◆ **Collected data entries**
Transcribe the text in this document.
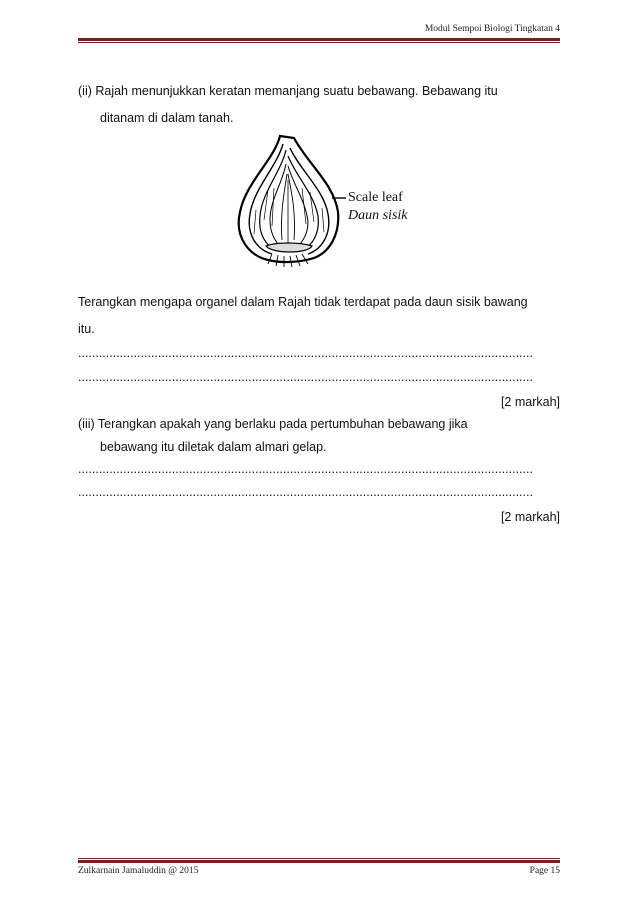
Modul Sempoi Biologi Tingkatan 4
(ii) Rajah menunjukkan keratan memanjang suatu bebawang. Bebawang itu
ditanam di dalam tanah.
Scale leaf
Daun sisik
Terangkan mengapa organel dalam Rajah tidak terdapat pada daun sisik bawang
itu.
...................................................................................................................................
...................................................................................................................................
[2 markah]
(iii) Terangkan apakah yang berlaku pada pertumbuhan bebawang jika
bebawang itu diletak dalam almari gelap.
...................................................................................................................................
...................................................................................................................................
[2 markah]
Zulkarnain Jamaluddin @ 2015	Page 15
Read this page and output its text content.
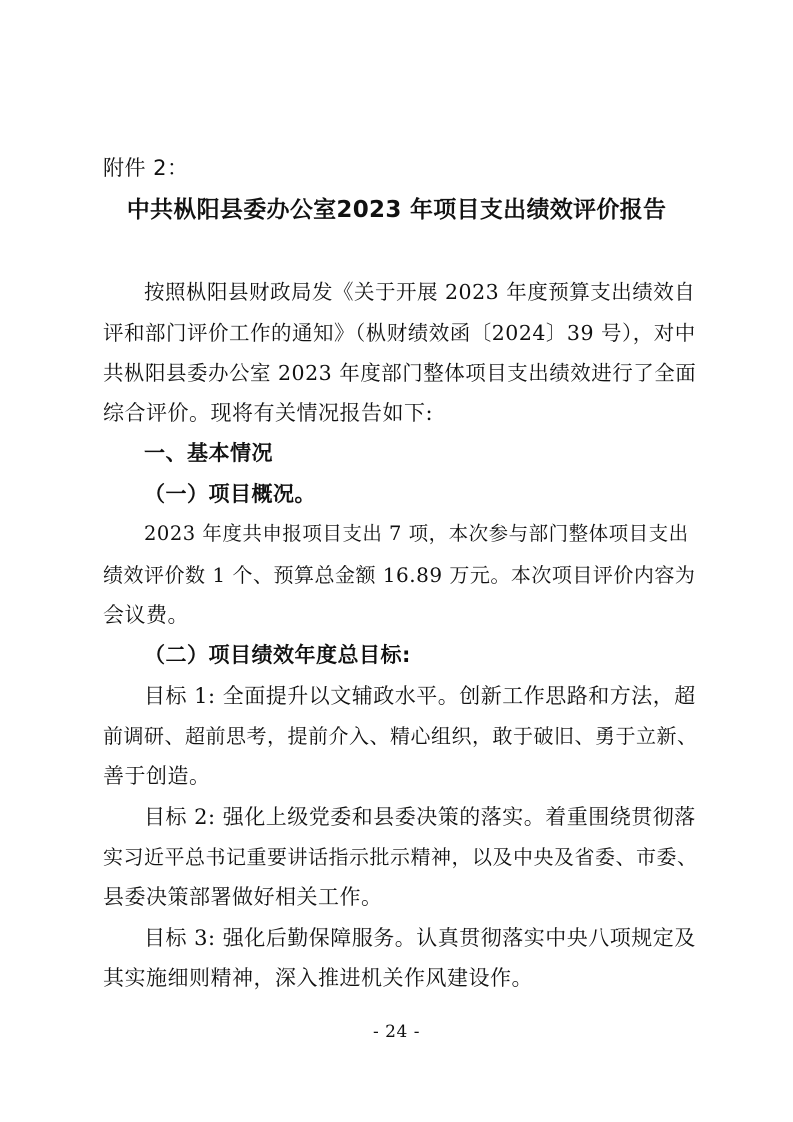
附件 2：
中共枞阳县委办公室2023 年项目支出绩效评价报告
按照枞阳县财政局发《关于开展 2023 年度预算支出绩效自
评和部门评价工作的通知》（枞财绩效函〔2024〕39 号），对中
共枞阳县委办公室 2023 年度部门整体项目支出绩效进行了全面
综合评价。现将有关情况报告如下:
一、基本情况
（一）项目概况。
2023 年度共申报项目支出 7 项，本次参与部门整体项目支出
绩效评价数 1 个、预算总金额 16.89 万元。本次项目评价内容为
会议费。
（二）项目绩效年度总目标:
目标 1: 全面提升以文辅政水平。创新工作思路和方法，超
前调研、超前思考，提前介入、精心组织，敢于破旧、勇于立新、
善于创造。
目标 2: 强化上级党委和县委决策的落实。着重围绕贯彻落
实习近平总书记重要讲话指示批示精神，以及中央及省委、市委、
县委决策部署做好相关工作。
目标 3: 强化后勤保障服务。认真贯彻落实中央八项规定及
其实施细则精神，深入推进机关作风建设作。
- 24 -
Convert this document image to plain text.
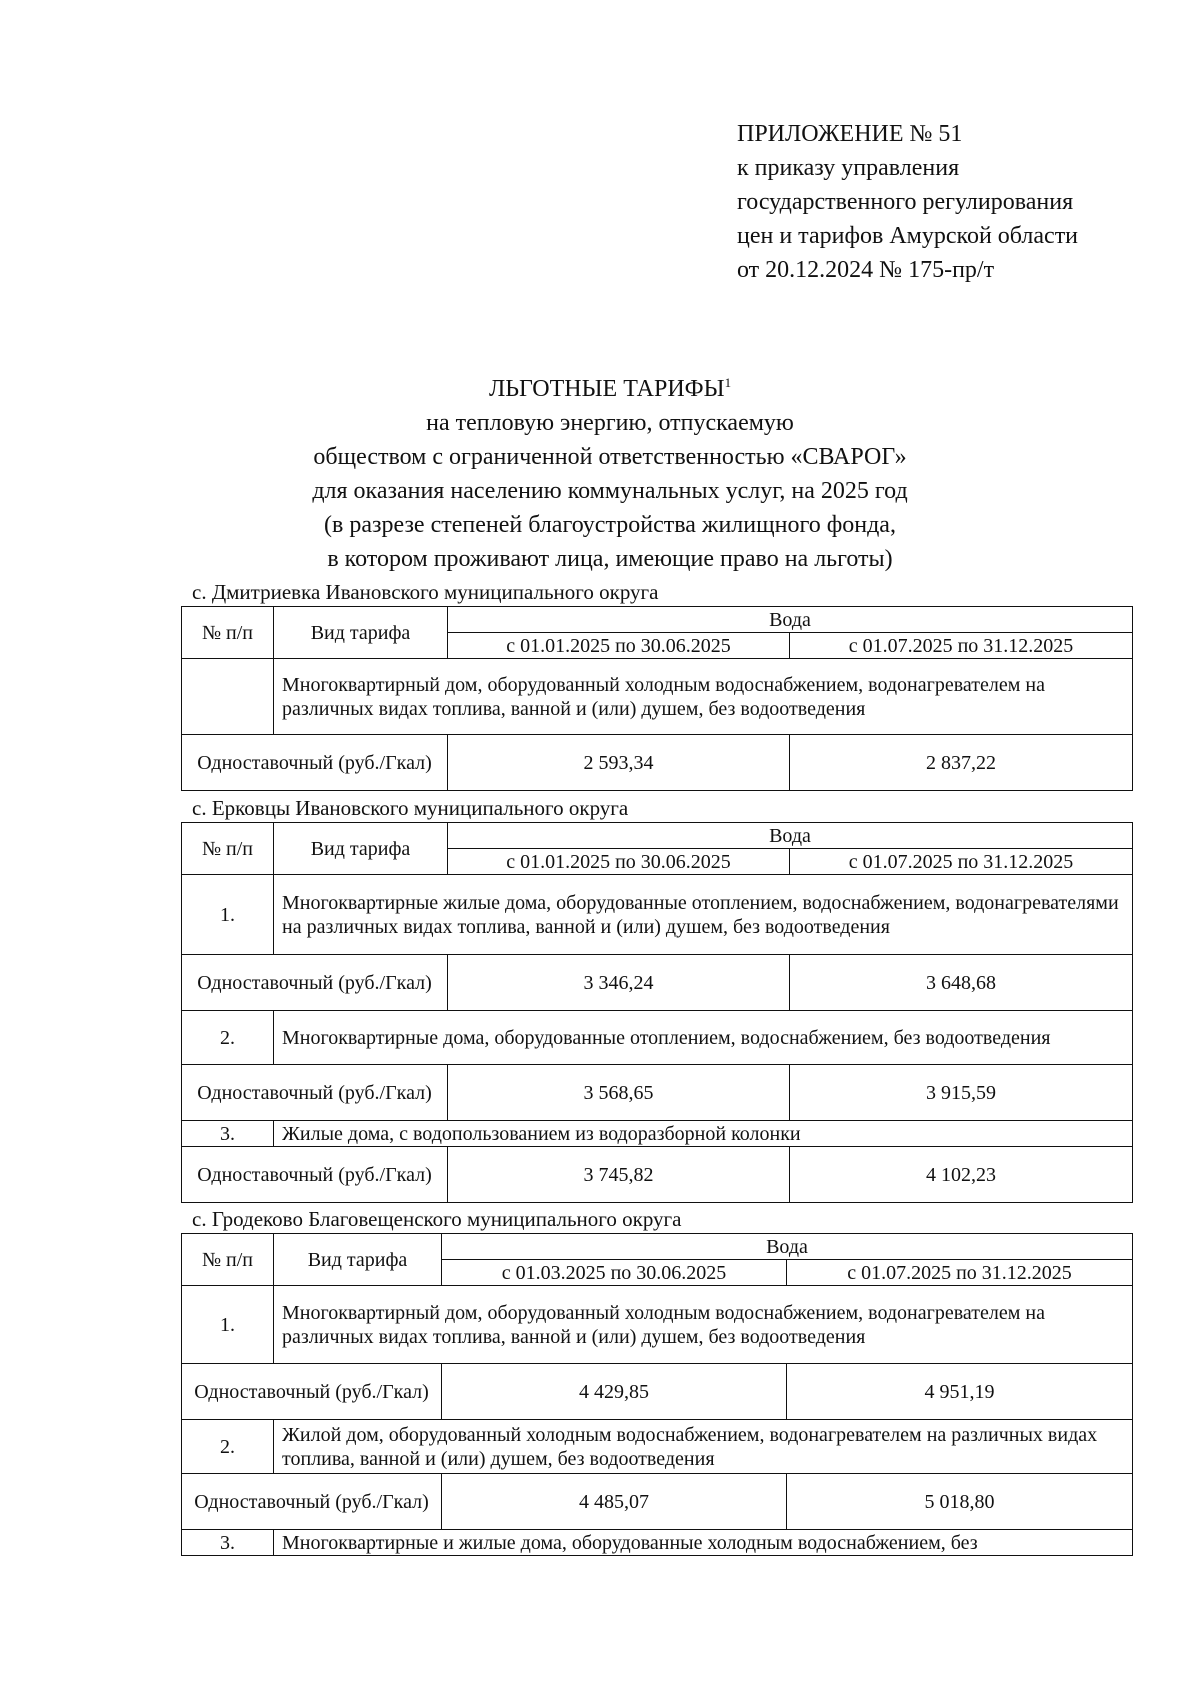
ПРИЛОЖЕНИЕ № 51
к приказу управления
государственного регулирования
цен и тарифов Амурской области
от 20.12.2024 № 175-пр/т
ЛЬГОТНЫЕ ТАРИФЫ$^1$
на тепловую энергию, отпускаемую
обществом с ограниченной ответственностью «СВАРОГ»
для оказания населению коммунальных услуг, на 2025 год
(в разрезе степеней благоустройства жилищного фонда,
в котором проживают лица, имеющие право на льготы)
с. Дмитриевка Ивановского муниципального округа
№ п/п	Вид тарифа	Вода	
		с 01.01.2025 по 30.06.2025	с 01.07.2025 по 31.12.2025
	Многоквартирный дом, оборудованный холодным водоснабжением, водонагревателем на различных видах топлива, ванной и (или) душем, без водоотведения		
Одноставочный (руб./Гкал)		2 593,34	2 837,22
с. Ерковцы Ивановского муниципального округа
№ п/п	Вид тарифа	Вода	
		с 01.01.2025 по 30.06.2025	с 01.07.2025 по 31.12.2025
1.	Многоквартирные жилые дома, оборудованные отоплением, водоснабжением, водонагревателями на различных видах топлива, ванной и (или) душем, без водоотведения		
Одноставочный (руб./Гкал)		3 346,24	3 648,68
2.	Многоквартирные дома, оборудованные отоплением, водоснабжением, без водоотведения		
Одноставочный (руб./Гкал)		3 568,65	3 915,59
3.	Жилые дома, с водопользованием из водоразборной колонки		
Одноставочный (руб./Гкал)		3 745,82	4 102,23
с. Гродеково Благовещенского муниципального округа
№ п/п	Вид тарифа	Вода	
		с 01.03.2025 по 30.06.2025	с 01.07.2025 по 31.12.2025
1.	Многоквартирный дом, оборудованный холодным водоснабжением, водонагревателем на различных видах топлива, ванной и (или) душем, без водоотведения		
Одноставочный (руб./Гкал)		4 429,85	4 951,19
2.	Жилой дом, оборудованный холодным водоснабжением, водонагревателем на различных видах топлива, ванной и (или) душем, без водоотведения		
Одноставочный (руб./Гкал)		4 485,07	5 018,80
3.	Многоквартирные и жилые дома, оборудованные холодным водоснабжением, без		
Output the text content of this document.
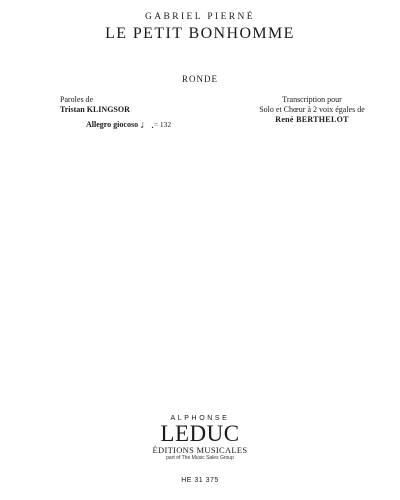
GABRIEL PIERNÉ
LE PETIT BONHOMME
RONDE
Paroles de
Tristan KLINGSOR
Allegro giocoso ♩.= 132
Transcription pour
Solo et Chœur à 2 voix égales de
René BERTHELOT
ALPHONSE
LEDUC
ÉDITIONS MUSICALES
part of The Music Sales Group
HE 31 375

◆ **AIM**
Set every line down exactly as written, leaving each picture out.

◆ **SOLUTION FOR THIS PROBLEM**
Transcribe the text in this document.
Modul Sempoi Biologi Tingkatan 4
(ii) Rajah menunjukkan keratan memanjang suatu bebawang. Bebawang itu
ditanam di dalam tanah.
Scale leaf
Daun sisik
Terangkan mengapa organel dalam Rajah tidak terdapat pada daun sisik bawang
itu.
...................................................................................................................................
...................................................................................................................................
[2 markah]
(iii) Terangkan apakah yang berlaku pada pertumbuhan bebawang jika
bebawang itu diletak dalam almari gelap.
...................................................................................................................................
...................................................................................................................................
[2 markah]
Zulkarnain Jamaluddin @ 2015	Page 15
Read this page and output its text content.
附件 2：
中共枞阳县委办公室2023 年项目支出绩效评价报告
按照枞阳县财政局发《关于开展 2023 年度预算支出绩效自
评和部门评价工作的通知》（枞财绩效函〔2024〕39 号），对中
共枞阳县委办公室 2023 年度部门整体项目支出绩效进行了全面
综合评价。现将有关情况报告如下:
一、基本情况
（一）项目概况。
2023 年度共申报项目支出 7 项，本次参与部门整体项目支出
绩效评价数 1 个、预算总金额 16.89 万元。本次项目评价内容为
会议费。
（二）项目绩效年度总目标:
目标 1: 全面提升以文辅政水平。创新工作思路和方法，超
前调研、超前思考，提前介入、精心组织，敢于破旧、勇于立新、
善于创造。
目标 2: 强化上级党委和县委决策的落实。着重围绕贯彻落
实习近平总书记重要讲话指示批示精神，以及中央及省委、市委、
县委决策部署做好相关工作。
目标 3: 强化后勤保障服务。认真贯彻落实中央八项规定及
其实施细则精神，深入推进机关作风建设作。
- 24 -
Convert this document image to plain text.
ПРИЛОЖЕНИЕ № 51
к приказу управления
государственного регулирования
цен и тарифов Амурской области
от 20.12.2024 № 175-пр/т
ЛЬГОТНЫЕ ТАРИФЫ$^1$
на тепловую энергию, отпускаемую
обществом с ограниченной ответственностью «СВАРОГ»
для оказания населению коммунальных услуг, на 2025 год
(в разрезе степеней благоустройства жилищного фонда,
в котором проживают лица, имеющие право на льготы)
с. Дмитриевка Ивановского муниципального округа
№ п/п	Вид тарифа	Вода	
		с 01.01.2025 по 30.06.2025	с 01.07.2025 по 31.12.2025
	Многоквартирный дом, оборудованный холодным водоснабжением, водонагревателем на различных видах топлива, ванной и (или) душем, без водоотведения		
Одноставочный (руб./Гкал)		2 593,34	2 837,22
с. Ерковцы Ивановского муниципального округа
№ п/п	Вид тарифа	Вода	
		с 01.01.2025 по 30.06.2025	с 01.07.2025 по 31.12.2025
1.	Многоквартирные жилые дома, оборудованные отоплением, водоснабжением, водонагревателями на различных видах топлива, ванной и (или) душем, без водоотведения		
Одноставочный (руб./Гкал)		3 346,24	3 648,68
2.	Многоквартирные дома, оборудованные отоплением, водоснабжением, без водоотведения		
Одноставочный (руб./Гкал)		3 568,65	3 915,59
3.	Жилые дома, с водопользованием из водоразборной колонки		
Одноставочный (руб./Гкал)		3 745,82	4 102,23
с. Гродеково Благовещенского муниципального округа
№ п/п	Вид тарифа	Вода	
		с 01.03.2025 по 30.06.2025	с 01.07.2025 по 31.12.2025
1.	Многоквартирный дом, оборудованный холодным водоснабжением, водонагревателем на различных видах топлива, ванной и (или) душем, без водоотведения		
Одноставочный (руб./Гкал)		4 429,85	4 951,19
2.	Жилой дом, оборудованный холодным водоснабжением, водонагревателем на различных видах топлива, ванной и (или) душем, без водоотведения		
Одноставочный (руб./Гкал)		4 485,07	5 018,80
3.	Многоквартирные и жилые дома, оборудованные холодным водоснабжением, без		
Output the text content of this document.
GABRIEL PIERNÉ
LE PETIT BONHOMME
RONDE
Paroles de
Tristan KLINGSOR
Allegro giocoso ♩.= 132
Transcription pour
Solo et Chœur à 2 voix égales de
René BERTHELOT
ALPHONSE
LEDUC
ÉDITIONS MUSICALES
part of The Music Sales Group
HE 31 375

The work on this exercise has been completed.